━━ DATASET EXTRACT

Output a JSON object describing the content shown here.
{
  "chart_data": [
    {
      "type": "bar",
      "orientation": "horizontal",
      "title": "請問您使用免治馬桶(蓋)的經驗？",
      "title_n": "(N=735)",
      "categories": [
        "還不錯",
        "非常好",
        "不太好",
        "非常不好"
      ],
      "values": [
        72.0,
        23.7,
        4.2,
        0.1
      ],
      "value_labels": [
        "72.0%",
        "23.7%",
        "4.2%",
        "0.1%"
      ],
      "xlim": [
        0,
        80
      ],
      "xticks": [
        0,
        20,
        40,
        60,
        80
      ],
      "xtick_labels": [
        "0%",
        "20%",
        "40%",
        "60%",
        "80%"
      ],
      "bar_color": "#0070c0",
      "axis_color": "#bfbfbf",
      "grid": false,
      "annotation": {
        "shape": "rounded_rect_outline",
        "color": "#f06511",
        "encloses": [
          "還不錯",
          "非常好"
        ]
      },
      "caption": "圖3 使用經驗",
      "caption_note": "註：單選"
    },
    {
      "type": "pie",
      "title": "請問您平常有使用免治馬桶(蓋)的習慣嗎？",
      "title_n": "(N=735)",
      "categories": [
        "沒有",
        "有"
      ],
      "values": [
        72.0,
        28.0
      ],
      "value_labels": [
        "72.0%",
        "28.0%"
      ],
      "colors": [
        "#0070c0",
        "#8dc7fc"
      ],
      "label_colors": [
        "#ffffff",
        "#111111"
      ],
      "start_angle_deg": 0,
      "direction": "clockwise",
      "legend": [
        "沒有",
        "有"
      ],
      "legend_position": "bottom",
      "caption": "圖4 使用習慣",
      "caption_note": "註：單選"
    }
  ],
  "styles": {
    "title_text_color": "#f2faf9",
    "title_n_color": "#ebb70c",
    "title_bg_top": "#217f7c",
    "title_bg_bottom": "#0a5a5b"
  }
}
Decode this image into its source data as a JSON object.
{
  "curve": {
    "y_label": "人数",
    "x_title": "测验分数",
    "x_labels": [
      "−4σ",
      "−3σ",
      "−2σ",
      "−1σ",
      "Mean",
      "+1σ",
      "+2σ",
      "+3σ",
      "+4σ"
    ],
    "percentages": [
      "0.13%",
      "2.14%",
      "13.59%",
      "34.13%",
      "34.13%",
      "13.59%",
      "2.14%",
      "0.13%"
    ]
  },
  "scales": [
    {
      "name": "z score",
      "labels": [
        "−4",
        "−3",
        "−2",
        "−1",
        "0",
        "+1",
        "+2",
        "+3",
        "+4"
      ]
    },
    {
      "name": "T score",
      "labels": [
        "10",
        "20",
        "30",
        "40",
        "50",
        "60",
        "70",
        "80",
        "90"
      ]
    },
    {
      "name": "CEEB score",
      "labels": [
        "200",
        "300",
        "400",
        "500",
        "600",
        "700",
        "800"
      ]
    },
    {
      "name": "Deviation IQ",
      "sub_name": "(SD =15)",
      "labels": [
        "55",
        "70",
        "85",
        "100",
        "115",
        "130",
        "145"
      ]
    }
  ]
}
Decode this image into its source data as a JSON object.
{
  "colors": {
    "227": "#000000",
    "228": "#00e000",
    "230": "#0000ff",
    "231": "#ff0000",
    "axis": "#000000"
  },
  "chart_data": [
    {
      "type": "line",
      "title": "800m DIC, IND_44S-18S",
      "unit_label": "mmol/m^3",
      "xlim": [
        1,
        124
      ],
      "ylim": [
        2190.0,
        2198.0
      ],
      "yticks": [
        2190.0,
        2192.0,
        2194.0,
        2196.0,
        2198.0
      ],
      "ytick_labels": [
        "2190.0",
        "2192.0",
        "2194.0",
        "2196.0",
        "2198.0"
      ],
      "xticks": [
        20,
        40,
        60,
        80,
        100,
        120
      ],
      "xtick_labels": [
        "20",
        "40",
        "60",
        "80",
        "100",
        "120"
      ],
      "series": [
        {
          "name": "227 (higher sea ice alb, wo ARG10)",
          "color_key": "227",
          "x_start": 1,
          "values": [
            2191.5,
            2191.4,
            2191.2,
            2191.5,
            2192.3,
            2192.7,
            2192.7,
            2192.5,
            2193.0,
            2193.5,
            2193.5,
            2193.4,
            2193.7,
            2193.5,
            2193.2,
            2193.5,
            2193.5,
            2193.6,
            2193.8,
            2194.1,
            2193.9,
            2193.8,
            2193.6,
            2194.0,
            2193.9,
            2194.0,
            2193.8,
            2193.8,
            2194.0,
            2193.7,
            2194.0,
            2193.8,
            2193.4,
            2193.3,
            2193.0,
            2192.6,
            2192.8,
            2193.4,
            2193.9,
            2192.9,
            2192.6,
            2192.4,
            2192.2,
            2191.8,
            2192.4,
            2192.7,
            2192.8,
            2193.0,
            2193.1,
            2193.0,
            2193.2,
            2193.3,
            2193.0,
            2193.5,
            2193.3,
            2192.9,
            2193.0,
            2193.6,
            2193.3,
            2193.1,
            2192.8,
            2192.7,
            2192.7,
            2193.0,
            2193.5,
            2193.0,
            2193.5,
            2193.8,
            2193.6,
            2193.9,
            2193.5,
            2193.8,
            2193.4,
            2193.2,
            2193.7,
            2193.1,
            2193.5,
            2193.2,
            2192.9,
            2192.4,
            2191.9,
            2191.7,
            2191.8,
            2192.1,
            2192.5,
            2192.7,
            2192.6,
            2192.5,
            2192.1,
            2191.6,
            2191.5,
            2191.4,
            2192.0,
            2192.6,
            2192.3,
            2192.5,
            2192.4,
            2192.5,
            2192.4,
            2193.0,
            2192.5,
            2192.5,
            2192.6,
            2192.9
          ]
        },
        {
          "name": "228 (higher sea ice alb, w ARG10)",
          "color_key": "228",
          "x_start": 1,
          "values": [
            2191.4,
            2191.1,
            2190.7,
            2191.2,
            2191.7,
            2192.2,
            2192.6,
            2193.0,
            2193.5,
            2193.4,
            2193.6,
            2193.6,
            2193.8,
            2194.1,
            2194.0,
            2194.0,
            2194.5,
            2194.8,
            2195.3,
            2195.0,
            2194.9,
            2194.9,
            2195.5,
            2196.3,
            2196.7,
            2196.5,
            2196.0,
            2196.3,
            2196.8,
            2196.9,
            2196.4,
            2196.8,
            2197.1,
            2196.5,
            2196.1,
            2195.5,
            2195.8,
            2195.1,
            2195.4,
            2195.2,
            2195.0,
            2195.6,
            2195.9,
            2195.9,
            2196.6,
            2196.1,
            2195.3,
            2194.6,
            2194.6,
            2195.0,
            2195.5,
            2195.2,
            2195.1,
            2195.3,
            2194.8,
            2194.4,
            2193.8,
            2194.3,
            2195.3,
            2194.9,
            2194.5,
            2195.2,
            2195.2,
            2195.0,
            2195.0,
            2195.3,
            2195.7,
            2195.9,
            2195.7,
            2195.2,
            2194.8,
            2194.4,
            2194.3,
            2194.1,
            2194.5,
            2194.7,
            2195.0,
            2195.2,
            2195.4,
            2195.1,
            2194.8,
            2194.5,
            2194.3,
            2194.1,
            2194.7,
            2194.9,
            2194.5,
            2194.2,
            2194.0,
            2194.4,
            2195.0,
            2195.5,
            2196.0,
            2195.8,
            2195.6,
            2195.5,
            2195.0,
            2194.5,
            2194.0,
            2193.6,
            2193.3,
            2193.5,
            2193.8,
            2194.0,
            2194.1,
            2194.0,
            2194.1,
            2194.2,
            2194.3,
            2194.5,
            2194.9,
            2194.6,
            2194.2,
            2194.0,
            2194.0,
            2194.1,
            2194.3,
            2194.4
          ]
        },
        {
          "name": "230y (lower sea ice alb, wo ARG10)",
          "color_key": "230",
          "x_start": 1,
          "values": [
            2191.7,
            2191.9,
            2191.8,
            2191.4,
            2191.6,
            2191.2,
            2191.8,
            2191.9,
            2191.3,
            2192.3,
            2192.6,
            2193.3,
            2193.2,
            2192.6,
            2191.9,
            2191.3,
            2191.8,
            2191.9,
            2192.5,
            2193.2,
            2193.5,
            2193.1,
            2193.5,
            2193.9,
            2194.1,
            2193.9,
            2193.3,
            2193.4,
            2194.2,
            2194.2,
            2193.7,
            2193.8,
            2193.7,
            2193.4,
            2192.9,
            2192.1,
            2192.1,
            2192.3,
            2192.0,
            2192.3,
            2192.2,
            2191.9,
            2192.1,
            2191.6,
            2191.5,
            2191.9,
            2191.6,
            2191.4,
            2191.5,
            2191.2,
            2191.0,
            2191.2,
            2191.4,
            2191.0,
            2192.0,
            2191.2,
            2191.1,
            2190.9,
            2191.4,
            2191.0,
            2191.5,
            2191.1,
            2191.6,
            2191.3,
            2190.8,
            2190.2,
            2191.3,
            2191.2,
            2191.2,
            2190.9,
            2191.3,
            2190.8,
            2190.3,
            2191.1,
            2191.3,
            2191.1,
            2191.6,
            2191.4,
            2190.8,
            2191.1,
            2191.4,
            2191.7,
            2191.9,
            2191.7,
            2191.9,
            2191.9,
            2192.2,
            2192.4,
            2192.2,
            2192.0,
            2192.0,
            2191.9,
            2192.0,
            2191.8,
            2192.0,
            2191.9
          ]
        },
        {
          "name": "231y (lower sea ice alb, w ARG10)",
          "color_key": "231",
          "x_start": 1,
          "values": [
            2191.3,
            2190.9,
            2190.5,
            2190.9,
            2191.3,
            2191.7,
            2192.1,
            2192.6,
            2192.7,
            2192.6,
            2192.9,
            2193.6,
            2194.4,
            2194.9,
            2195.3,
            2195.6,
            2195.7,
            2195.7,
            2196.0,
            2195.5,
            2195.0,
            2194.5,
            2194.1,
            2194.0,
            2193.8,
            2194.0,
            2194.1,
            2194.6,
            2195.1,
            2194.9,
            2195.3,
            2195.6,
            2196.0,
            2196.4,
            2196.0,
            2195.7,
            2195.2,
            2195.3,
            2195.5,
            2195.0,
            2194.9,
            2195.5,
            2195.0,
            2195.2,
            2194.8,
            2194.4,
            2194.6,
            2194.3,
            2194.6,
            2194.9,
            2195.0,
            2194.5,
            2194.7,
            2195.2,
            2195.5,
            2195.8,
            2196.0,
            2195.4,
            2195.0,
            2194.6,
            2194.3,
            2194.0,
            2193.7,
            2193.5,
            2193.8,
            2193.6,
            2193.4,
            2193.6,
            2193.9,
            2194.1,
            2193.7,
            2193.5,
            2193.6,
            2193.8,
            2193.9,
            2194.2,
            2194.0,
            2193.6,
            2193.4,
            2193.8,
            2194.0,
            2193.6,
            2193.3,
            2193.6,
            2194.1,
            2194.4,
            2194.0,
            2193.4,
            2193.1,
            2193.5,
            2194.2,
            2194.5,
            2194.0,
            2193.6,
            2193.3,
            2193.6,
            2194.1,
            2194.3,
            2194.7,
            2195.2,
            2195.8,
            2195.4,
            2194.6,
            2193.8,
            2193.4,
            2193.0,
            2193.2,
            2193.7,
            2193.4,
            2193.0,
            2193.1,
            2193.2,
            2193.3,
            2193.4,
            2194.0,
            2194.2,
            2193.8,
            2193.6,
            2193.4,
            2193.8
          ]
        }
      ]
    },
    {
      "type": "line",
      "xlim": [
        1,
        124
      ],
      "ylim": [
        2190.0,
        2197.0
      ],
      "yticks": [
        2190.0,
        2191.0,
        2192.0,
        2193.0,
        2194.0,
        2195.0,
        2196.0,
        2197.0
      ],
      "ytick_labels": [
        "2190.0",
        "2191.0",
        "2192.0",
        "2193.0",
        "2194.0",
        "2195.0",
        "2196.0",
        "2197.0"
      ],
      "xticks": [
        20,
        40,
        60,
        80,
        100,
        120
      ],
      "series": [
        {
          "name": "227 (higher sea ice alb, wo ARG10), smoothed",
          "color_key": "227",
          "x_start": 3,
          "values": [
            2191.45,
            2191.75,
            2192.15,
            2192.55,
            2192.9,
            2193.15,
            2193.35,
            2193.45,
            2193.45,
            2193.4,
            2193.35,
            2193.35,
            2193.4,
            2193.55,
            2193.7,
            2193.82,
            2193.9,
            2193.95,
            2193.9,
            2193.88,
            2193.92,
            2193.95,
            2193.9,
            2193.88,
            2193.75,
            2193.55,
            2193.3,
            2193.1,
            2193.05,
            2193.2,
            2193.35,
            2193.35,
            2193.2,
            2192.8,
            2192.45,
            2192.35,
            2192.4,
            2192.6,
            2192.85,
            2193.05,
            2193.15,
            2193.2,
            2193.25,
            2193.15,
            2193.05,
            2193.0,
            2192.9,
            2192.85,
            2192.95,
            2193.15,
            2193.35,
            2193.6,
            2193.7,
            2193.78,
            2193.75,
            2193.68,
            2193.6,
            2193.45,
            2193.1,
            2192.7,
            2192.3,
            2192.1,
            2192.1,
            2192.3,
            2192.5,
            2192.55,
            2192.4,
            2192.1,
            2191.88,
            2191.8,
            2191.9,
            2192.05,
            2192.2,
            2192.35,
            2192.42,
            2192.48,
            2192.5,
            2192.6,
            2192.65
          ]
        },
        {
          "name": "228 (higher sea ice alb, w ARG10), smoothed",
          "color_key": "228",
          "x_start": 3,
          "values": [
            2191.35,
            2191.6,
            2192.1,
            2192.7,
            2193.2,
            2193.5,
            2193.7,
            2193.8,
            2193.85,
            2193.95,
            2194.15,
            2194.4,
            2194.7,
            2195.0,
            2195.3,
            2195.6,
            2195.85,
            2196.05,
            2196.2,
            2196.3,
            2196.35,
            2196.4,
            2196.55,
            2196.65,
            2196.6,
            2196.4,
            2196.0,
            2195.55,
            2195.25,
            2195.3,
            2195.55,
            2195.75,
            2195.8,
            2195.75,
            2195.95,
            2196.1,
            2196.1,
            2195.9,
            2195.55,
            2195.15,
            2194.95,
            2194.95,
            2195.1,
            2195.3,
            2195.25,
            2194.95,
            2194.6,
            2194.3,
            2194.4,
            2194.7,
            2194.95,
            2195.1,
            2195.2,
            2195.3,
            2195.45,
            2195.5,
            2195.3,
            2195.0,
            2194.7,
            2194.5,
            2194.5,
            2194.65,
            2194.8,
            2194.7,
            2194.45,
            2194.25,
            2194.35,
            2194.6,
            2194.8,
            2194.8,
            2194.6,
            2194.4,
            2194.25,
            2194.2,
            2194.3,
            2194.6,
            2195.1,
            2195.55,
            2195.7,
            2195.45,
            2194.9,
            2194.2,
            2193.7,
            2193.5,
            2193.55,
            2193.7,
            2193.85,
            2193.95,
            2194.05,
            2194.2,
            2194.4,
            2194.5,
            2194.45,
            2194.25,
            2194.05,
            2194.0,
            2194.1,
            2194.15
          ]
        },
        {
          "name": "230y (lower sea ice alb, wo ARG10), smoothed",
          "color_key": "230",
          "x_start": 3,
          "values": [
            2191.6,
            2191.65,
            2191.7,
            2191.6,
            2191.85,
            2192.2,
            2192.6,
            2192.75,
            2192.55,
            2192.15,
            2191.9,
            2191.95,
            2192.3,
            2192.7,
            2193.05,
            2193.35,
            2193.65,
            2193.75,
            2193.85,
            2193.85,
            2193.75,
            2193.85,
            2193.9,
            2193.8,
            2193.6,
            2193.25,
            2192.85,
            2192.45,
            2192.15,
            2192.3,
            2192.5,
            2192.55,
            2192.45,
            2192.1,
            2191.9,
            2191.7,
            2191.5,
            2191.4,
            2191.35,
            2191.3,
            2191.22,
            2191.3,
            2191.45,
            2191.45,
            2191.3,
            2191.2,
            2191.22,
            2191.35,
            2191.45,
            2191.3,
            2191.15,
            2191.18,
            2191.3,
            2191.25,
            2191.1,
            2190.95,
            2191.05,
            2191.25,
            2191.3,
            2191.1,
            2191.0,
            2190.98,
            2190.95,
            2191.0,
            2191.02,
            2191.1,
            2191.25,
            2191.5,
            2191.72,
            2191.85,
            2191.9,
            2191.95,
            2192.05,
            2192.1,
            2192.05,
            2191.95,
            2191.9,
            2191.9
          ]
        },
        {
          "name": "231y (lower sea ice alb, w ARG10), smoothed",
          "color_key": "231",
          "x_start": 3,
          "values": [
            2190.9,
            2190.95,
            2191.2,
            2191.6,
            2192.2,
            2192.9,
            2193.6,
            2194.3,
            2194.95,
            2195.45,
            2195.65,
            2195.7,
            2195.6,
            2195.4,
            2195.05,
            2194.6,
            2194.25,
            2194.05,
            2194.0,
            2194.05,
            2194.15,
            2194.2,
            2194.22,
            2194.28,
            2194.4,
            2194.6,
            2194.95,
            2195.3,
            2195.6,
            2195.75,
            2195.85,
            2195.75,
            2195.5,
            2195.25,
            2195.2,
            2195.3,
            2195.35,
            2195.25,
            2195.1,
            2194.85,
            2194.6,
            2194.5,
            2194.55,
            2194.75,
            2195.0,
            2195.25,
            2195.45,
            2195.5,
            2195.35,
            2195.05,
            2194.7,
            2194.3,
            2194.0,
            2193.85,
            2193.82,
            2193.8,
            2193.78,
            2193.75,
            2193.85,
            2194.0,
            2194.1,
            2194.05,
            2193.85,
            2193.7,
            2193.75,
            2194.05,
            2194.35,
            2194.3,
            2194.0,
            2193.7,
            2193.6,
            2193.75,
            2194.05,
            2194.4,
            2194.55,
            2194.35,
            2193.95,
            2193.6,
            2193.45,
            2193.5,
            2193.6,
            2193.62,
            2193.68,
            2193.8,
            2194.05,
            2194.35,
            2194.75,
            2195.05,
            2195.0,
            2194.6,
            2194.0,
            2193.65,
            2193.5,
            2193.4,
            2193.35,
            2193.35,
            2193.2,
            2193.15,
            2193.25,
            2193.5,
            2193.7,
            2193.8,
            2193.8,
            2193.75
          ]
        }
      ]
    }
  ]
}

━━━━

INSTRUCTIONS TO FOLLOW
Copy each line of the listing that contains the string "higher".

THE SOLUTION
          "name": "227 (higher sea ice alb, wo ARG10)",
          "name": "228 (higher sea ice alb, w ARG10)",
          "name": "227 (higher sea ice alb, wo ARG10), smoothed",
          "name": "228 (higher sea ice alb, w ARG10), smoothed",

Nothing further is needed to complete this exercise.